Start of Listed entries

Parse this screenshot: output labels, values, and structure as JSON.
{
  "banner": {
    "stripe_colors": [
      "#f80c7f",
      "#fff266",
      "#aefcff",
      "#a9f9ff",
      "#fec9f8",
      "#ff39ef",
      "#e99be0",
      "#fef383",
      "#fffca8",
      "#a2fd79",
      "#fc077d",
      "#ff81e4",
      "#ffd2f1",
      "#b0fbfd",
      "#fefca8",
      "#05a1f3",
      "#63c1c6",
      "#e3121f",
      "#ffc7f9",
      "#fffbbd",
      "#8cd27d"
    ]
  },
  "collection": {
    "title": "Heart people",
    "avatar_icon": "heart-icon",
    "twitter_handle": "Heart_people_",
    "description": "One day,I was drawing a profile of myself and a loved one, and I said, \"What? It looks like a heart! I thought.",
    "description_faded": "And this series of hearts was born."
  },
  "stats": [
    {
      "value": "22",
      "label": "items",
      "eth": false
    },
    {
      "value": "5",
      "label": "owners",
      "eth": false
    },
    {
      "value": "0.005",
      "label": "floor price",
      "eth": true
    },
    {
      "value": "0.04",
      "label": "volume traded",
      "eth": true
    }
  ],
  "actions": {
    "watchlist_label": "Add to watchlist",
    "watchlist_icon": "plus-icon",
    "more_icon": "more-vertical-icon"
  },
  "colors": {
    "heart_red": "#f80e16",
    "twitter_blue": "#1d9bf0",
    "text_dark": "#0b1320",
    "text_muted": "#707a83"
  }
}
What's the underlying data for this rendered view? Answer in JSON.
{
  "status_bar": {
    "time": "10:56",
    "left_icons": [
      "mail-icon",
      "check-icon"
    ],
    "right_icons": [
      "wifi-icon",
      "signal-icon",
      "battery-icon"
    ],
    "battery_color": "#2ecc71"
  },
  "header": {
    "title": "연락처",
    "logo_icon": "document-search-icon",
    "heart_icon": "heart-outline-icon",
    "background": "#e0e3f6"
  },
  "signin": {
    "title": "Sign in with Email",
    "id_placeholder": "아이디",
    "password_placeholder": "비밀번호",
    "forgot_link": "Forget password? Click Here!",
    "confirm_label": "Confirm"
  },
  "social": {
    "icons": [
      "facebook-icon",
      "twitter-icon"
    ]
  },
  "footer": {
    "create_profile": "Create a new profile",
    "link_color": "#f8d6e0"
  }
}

End of Listed entries

§ Task requirements:
Write out the entire listing exactly.

§ Correct result:
Parse this screenshot: output labels, values, and structure as JSON.
{
  "banner": {
    "stripe_colors": [
      "#f80c7f",
      "#fff266",
      "#aefcff",
      "#a9f9ff",
      "#fec9f8",
      "#ff39ef",
      "#e99be0",
      "#fef383",
      "#fffca8",
      "#a2fd79",
      "#fc077d",
      "#ff81e4",
      "#ffd2f1",
      "#b0fbfd",
      "#fefca8",
      "#05a1f3",
      "#63c1c6",
      "#e3121f",
      "#ffc7f9",
      "#fffbbd",
      "#8cd27d"
    ]
  },
  "collection": {
    "title": "Heart people",
    "avatar_icon": "heart-icon",
    "twitter_handle": "Heart_people_",
    "description": "One day,I was drawing a profile of myself and a loved one, and I said, \"What? It looks like a heart! I thought.",
    "description_faded": "And this series of hearts was born."
  },
  "stats": [
    {
      "value": "22",
      "label": "items",
      "eth": false
    },
    {
      "value": "5",
      "label": "owners",
      "eth": false
    },
    {
      "value": "0.005",
      "label": "floor price",
      "eth": true
    },
    {
      "value": "0.04",
      "label": "volume traded",
      "eth": true
    }
  ],
  "actions": {
    "watchlist_label": "Add to watchlist",
    "watchlist_icon": "plus-icon",
    "more_icon": "more-vertical-icon"
  },
  "colors": {
    "heart_red": "#f80e16",
    "twitter_blue": "#1d9bf0",
    "text_dark": "#0b1320",
    "text_muted": "#707a83"
  }
}
What's the underlying data for this rendered view? Answer in JSON.
{
  "status_bar": {
    "time": "10:56",
    "left_icons": [
      "mail-icon",
      "check-icon"
    ],
    "right_icons": [
      "wifi-icon",
      "signal-icon",
      "battery-icon"
    ],
    "battery_color": "#2ecc71"
  },
  "header": {
    "title": "연락처",
    "logo_icon": "document-search-icon",
    "heart_icon": "heart-outline-icon",
    "background": "#e0e3f6"
  },
  "signin": {
    "title": "Sign in with Email",
    "id_placeholder": "아이디",
    "password_placeholder": "비밀번호",
    "forgot_link": "Forget password? Click Here!",
    "confirm_label": "Confirm"
  },
  "social": {
    "icons": [
      "facebook-icon",
      "twitter-icon"
    ]
  },
  "footer": {
    "create_profile": "Create a new profile",
    "link_color": "#f8d6e0"
  }
}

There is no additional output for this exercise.